* Exercise aim: Copy out every line that contains the word "label".

* Recorded data:
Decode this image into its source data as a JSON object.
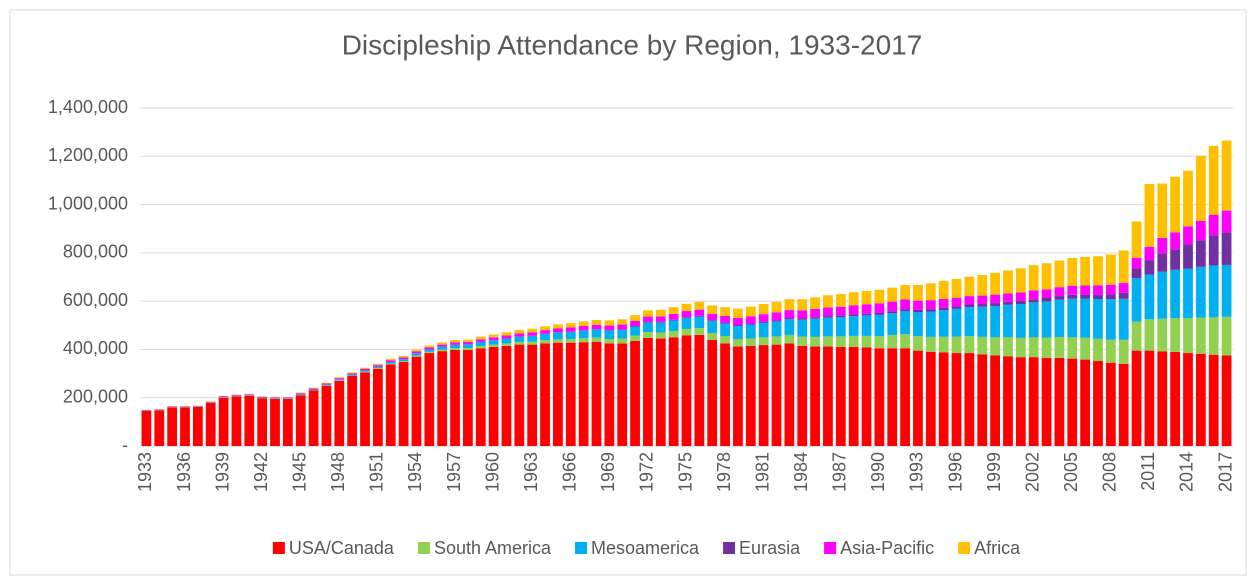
{
  "chart_data": {
    "type": "stacked_bar",
    "title": "Discipleship Attendance by Region, 1933-2017",
    "categories": [
      "1933",
      null,
      null,
      "1936",
      null,
      null,
      "1939",
      null,
      null,
      "1942",
      null,
      null,
      "1945",
      null,
      null,
      "1948",
      null,
      null,
      "1951",
      null,
      null,
      "1954",
      null,
      null,
      "1957",
      null,
      null,
      "1960",
      null,
      null,
      "1963",
      null,
      null,
      "1966",
      null,
      null,
      "1969",
      null,
      null,
      "1972",
      null,
      null,
      "1975",
      null,
      null,
      "1978",
      null,
      null,
      "1981",
      null,
      null,
      "1984",
      null,
      null,
      "1987",
      null,
      null,
      "1990",
      null,
      null,
      "1993",
      null,
      null,
      "1996",
      null,
      null,
      "1999",
      null,
      null,
      "2002",
      null,
      null,
      "2005",
      null,
      null,
      "2008",
      null,
      null,
      "2011",
      null,
      null,
      "2014",
      null,
      null,
      "2017"
    ],
    "series": [
      {
        "name": "USA/Canada",
        "color": "#ff0000",
        "values": [
          145000,
          148000,
          160000,
          160000,
          162000,
          178000,
          200000,
          205000,
          208000,
          198000,
          195000,
          195000,
          210000,
          230000,
          250000,
          270000,
          290000,
          305000,
          320000,
          338000,
          348000,
          370000,
          385000,
          393000,
          398000,
          398000,
          405000,
          410000,
          415000,
          420000,
          420000,
          425000,
          428000,
          428000,
          430000,
          432000,
          425000,
          425000,
          435000,
          448000,
          445000,
          450000,
          458000,
          460000,
          440000,
          425000,
          412000,
          415000,
          418000,
          420000,
          425000,
          415000,
          412000,
          412000,
          410000,
          410000,
          408000,
          405000,
          405000,
          405000,
          395000,
          390000,
          388000,
          385000,
          385000,
          380000,
          375000,
          372000,
          368000,
          368000,
          365000,
          365000,
          362000,
          358000,
          352000,
          345000,
          340000,
          395000,
          395000,
          392000,
          390000,
          385000,
          382000,
          378000,
          375000
        ]
      },
      {
        "name": "South America",
        "color": "#92d050",
        "values": [
          1000,
          1000,
          1000,
          1000,
          1000,
          1000,
          1000,
          1000,
          1000,
          1000,
          1000,
          1000,
          1000,
          1000,
          2000,
          2000,
          2000,
          3000,
          3000,
          3000,
          4000,
          5000,
          5000,
          6000,
          7000,
          8000,
          9000,
          10000,
          10000,
          11000,
          12000,
          13000,
          14000,
          15000,
          16000,
          17000,
          18000,
          20000,
          22000,
          24000,
          25000,
          26000,
          27000,
          28000,
          28000,
          30000,
          30000,
          30000,
          32000,
          34000,
          35000,
          38000,
          40000,
          42000,
          44000,
          46000,
          48000,
          50000,
          55000,
          58000,
          60000,
          62000,
          65000,
          68000,
          70000,
          72000,
          75000,
          78000,
          80000,
          82000,
          84000,
          86000,
          88000,
          90000,
          92000,
          95000,
          100000,
          120000,
          130000,
          135000,
          140000,
          145000,
          150000,
          155000,
          160000
        ]
      },
      {
        "name": "Mesoamerica",
        "color": "#00b0f0",
        "values": [
          1000,
          1000,
          1000,
          1000,
          1000,
          1000,
          2000,
          2000,
          2000,
          2000,
          2000,
          2000,
          3000,
          3000,
          3000,
          4000,
          4000,
          5000,
          6000,
          7000,
          8000,
          9000,
          10000,
          12000,
          14000,
          15000,
          17000,
          18000,
          20000,
          22000,
          24000,
          26000,
          28000,
          30000,
          32000,
          34000,
          35000,
          36000,
          38000,
          40000,
          42000,
          44000,
          46000,
          48000,
          50000,
          52000,
          55000,
          58000,
          60000,
          62000,
          65000,
          70000,
          75000,
          78000,
          80000,
          82000,
          85000,
          88000,
          90000,
          95000,
          100000,
          105000,
          110000,
          115000,
          120000,
          125000,
          130000,
          135000,
          140000,
          145000,
          150000,
          155000,
          160000,
          162000,
          165000,
          168000,
          170000,
          180000,
          185000,
          195000,
          200000,
          205000,
          210000,
          215000,
          215000
        ]
      },
      {
        "name": "Eurasia",
        "color": "#7030a0",
        "values": [
          0,
          0,
          0,
          0,
          0,
          0,
          0,
          0,
          0,
          0,
          0,
          0,
          0,
          0,
          0,
          0,
          0,
          0,
          0,
          0,
          0,
          0,
          0,
          0,
          0,
          0,
          0,
          0,
          0,
          0,
          1000,
          1000,
          1000,
          1000,
          1000,
          1000,
          2000,
          2000,
          2000,
          2000,
          2000,
          3000,
          3000,
          3000,
          3000,
          4000,
          4000,
          4000,
          5000,
          5000,
          5000,
          5000,
          6000,
          6000,
          6000,
          7000,
          7000,
          8000,
          8000,
          9000,
          9000,
          10000,
          10000,
          10000,
          11000,
          11000,
          12000,
          12000,
          13000,
          13000,
          14000,
          15000,
          16000,
          17000,
          18000,
          20000,
          25000,
          40000,
          60000,
          75000,
          85000,
          100000,
          110000,
          125000,
          135000
        ]
      },
      {
        "name": "Asia-Pacific",
        "color": "#ff00ff",
        "values": [
          2000,
          2000,
          2000,
          2000,
          2000,
          3000,
          3000,
          3000,
          3000,
          3000,
          3000,
          3000,
          4000,
          4000,
          4000,
          5000,
          5000,
          6000,
          6000,
          7000,
          7000,
          8000,
          8000,
          9000,
          10000,
          10000,
          11000,
          12000,
          13000,
          14000,
          14000,
          15000,
          16000,
          17000,
          18000,
          18000,
          19000,
          20000,
          21000,
          22000,
          23000,
          24000,
          25000,
          26000,
          27000,
          28000,
          30000,
          30000,
          31000,
          32000,
          33000,
          34000,
          35000,
          36000,
          37000,
          38000,
          39000,
          40000,
          40000,
          40000,
          38000,
          37000,
          36000,
          36000,
          35000,
          35000,
          35000,
          35000,
          35000,
          36000,
          36000,
          37000,
          38000,
          38000,
          39000,
          40000,
          40000,
          45000,
          55000,
          65000,
          70000,
          75000,
          80000,
          85000,
          90000
        ]
      },
      {
        "name": "Africa",
        "color": "#ffc000",
        "values": [
          1000,
          1000,
          1000,
          1000,
          1000,
          2000,
          2000,
          2000,
          2000,
          2000,
          2000,
          2000,
          3000,
          3000,
          3000,
          4000,
          4000,
          5000,
          5000,
          6000,
          6000,
          7000,
          8000,
          9000,
          10000,
          10000,
          11000,
          12000,
          13000,
          14000,
          15000,
          16000,
          17000,
          18000,
          19000,
          20000,
          21000,
          22000,
          24000,
          26000,
          27000,
          28000,
          30000,
          32000,
          34000,
          36000,
          38000,
          40000,
          42000,
          44000,
          45000,
          46000,
          48000,
          50000,
          52000,
          54000,
          55000,
          56000,
          58000,
          60000,
          65000,
          70000,
          75000,
          78000,
          80000,
          85000,
          90000,
          95000,
          100000,
          105000,
          108000,
          110000,
          115000,
          118000,
          120000,
          125000,
          135000,
          150000,
          260000,
          225000,
          230000,
          230000,
          270000,
          285000,
          290000
        ]
      }
    ],
    "ylim": [
      0,
      1400000
    ],
    "yticks": [
      {
        "value": 0,
        "label": "-"
      },
      {
        "value": 200000,
        "label": "200,000"
      },
      {
        "value": 400000,
        "label": "400,000"
      },
      {
        "value": 600000,
        "label": "600,000"
      },
      {
        "value": 800000,
        "label": "800,000"
      },
      {
        "value": 1000000,
        "label": "1,000,000"
      },
      {
        "value": 1200000,
        "label": "1,200,000"
      },
      {
        "value": 1400000,
        "label": "1,400,000"
      }
    ],
    "grid": true,
    "legend": "bottom"
  }
}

* Result for this task:
        "label": "-"
        "label": "200,000"
        "label": "400,000"
        "label": "600,000"
        "label": "800,000"
        "label": "1,000,000"
        "label": "1,200,000"
        "label": "1,400,000"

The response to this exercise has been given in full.